#### [Job]
From the listing, collect all lines containing the word "画不规则图形".

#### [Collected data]

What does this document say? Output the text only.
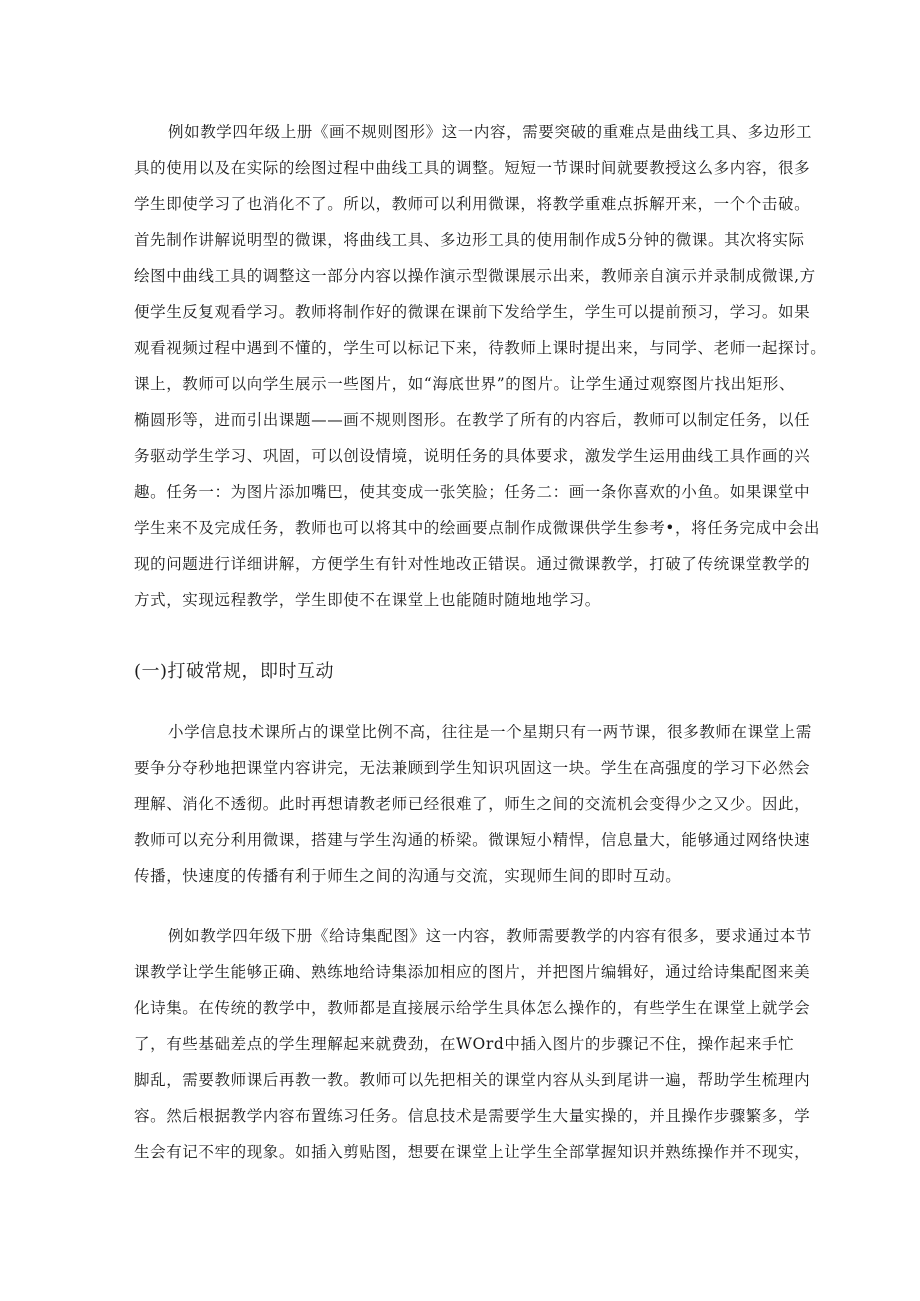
例如教学四年级上册《画不规则图形》这一内容，需要突破的重难点是曲线工具、多边形工
具的使用以及在实际的绘图过程中曲线工具的调整。短短一节课时间就要教授这么多内容，很多
学生即使学习了也消化不了。所以，教师可以利用微课，将教学重难点拆解开来，一个个击破。
首先制作讲解说明型的微课，将曲线工具、多边形工具的使用制作成5分钟的微课。其次将实际
绘图中曲线工具的调整这一部分内容以操作演示型微课展示出来，教师亲自演示并录制成微课,方
便学生反复观看学习。教师将制作好的微课在课前下发给学生，学生可以提前预习，学习。如果
观看视频过程中遇到不懂的，学生可以标记下来，待教师上课时提出来，与同学、老师一起探讨。
课上，教师可以向学生展示一些图片，如“海底世界”的图片。让学生通过观察图片找出矩形、
椭圆形等，进而引出课题——画不规则图形。在教学了所有的内容后，教师可以制定任务，以任
务驱动学生学习、巩固，可以创设情境，说明任务的具体要求，激发学生运用曲线工具作画的兴
趣。任务一：为图片添加嘴巴，使其变成一张笑脸；任务二：画一条你喜欢的小鱼。如果课堂中
学生来不及完成任务，教师也可以将其中的绘画要点制作成微课供学生参考•，将任务完成中会出
现的问题进行详细讲解，方便学生有针对性地改正错误。通过微课教学，打破了传统课堂教学的
方式，实现远程教学，学生即使不在课堂上也能随时随地地学习。
(一)打破常规，即时互动
小学信息技术课所占的课堂比例不高，往往是一个星期只有一两节课，很多教师在课堂上需
要争分夺秒地把课堂内容讲完，无法兼顾到学生知识巩固这一块。学生在高强度的学习下必然会
理解、消化不透彻。此时再想请教老师已经很难了，师生之间的交流机会变得少之又少。因此，
教师可以充分利用微课，搭建与学生沟通的桥梁。微课短小精悍，信息量大，能够通过网络快速
传播，快速度的传播有利于师生之间的沟通与交流，实现师生间的即时互动。
例如教学四年级下册《给诗集配图》这一内容，教师需要教学的内容有很多，要求通过本节
课教学让学生能够正确、熟练地给诗集添加相应的图片，并把图片编辑好，通过给诗集配图来美
化诗集。在传统的教学中，教师都是直接展示给学生具体怎么操作的，有些学生在课堂上就学会
了，有些基础差点的学生理解起来就费劲，在WOrd中插入图片的步骤记不住，操作起来手忙
脚乱，需要教师课后再教一教。教师可以先把相关的课堂内容从头到尾讲一遍，帮助学生梳理内
容。然后根据教学内容布置练习任务。信息技术是需要学生大量实操的，并且操作步骤繁多，学
生会有记不牢的现象。如插入剪贴图，想要在课堂上让学生全部掌握知识并熟练操作并不现实，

#### [Written answer]
例如教学四年级上册《画不规则图形》这一内容，需要突破的重难点是曲线工具、多边形工
椭圆形等，进而引出课题——画不规则图形。在教学了所有的内容后，教师可以制定任务，以任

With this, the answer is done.